======== READING PASSAGE ========

Jeremías Bogado

Personal information
- Full name: Juan Jeremías Bogado Britos
- Date of birth: 4 July 1995 (age 29)
- Place of birth: Limpio, Paraguay
- Height: 1.74 m (5 ft 9 in)
- Position(s): Left winger

Team information
- Current team: Deportivo Municipal
- Number: 10

Youth career
- 2012–2014: Olimpia

Senior career*
- Years: Team / Apps / (Gls)
- 2014–2017: Olimpia / 27 / (1)
- 2015: → Deportivo Capiatá (loan) / 11 / (1)
- 2016: → Pachuca (loan) / 0 / (0)
- 2016: → General Caballero / 9 / (1)
- 2017–2018: Comerciantes Unidos / 75 / (19)
- 2019–: Deportivo Municipal / 46 / (11)

======== DATASET ========

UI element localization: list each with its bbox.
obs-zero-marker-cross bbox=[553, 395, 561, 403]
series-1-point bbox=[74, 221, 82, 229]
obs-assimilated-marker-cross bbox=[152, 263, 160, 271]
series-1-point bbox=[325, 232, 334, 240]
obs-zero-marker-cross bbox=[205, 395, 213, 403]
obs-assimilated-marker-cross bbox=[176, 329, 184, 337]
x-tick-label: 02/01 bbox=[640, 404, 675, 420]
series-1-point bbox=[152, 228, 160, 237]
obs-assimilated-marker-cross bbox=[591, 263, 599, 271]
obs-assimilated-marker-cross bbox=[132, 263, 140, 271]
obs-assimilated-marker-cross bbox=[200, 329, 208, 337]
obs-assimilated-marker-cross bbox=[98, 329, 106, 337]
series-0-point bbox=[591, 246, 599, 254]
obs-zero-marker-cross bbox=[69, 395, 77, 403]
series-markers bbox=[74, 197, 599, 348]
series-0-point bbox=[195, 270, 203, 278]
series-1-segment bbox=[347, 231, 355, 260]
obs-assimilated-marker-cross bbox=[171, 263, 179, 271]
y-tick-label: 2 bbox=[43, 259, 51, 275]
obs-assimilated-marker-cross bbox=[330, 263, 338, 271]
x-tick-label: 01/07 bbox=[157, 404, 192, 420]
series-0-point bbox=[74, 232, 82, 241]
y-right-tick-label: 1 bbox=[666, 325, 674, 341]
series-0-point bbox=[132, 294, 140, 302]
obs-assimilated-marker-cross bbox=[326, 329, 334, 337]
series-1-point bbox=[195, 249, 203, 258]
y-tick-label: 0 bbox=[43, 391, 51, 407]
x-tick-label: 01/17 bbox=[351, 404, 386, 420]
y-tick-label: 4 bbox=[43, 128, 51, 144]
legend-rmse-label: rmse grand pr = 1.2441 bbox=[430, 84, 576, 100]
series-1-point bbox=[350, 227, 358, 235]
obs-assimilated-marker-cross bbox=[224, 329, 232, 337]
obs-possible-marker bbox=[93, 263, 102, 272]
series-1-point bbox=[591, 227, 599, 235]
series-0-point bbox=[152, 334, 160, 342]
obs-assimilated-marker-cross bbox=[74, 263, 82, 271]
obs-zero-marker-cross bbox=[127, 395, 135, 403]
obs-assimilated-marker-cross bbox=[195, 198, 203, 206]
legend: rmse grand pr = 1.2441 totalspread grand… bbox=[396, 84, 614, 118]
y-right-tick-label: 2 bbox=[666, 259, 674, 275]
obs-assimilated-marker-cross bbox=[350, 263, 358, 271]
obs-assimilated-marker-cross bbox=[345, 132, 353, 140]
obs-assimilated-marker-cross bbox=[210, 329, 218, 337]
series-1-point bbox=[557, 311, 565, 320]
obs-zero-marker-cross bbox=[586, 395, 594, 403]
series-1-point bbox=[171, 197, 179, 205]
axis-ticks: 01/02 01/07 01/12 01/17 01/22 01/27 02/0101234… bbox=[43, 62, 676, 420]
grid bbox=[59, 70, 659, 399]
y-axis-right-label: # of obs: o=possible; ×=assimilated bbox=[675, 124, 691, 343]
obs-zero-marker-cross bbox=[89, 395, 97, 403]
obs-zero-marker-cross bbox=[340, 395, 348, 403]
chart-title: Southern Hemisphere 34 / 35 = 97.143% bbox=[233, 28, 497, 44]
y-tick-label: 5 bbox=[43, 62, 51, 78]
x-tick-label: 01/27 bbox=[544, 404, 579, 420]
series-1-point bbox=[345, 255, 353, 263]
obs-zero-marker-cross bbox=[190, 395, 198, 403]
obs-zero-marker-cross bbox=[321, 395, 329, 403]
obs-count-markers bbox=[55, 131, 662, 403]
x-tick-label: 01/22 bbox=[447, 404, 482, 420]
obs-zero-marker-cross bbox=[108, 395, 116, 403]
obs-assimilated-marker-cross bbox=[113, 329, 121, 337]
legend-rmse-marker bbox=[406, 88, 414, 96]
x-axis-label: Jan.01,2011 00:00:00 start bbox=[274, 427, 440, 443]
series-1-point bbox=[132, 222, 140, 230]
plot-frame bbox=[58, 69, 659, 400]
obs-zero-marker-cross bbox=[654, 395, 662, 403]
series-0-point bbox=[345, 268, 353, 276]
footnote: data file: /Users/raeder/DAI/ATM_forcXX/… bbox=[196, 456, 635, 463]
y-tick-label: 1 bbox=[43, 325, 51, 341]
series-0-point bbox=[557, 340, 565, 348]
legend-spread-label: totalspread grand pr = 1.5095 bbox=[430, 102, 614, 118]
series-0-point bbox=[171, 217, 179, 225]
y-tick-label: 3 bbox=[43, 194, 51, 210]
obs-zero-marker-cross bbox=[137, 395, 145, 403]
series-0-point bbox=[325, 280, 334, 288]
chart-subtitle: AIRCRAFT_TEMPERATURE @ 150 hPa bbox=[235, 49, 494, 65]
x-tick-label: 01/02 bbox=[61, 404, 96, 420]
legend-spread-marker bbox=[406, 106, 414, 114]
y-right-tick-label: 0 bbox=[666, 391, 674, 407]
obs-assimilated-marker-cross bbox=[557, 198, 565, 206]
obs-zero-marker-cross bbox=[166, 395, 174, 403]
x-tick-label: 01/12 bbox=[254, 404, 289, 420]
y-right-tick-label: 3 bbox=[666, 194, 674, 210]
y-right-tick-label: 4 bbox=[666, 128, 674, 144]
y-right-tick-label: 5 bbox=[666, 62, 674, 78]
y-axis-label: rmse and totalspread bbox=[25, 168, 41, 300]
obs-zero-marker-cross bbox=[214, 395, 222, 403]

========

REQUIREMENT A
List every club named in the senior career section of the Jeremías Bogado profile.
REQUIREMENT B
Write the next part of the Jeremías Bogado profile, picking up after its final line.

EXERCISE ANSWER A
Olimpia, Deportivo Capiatá, Pachuca, General Caballero, Comerciantes Unidos, Deportivo Municipal

EXERCISE ANSWER B
International career
- 2015: Paraguay U20 / 6 / (0)

= Jeremías Bogado =

Paraguayan footballer (born 1995)

Juan Jeremías Bogado Britos (born 4 July 1995) is a Paraguayan footballer who plays for Deportivo Municipal.

==International career==
he was summoned for Paraguay national under-20 football team to play 2015 South American Youth Football Championship.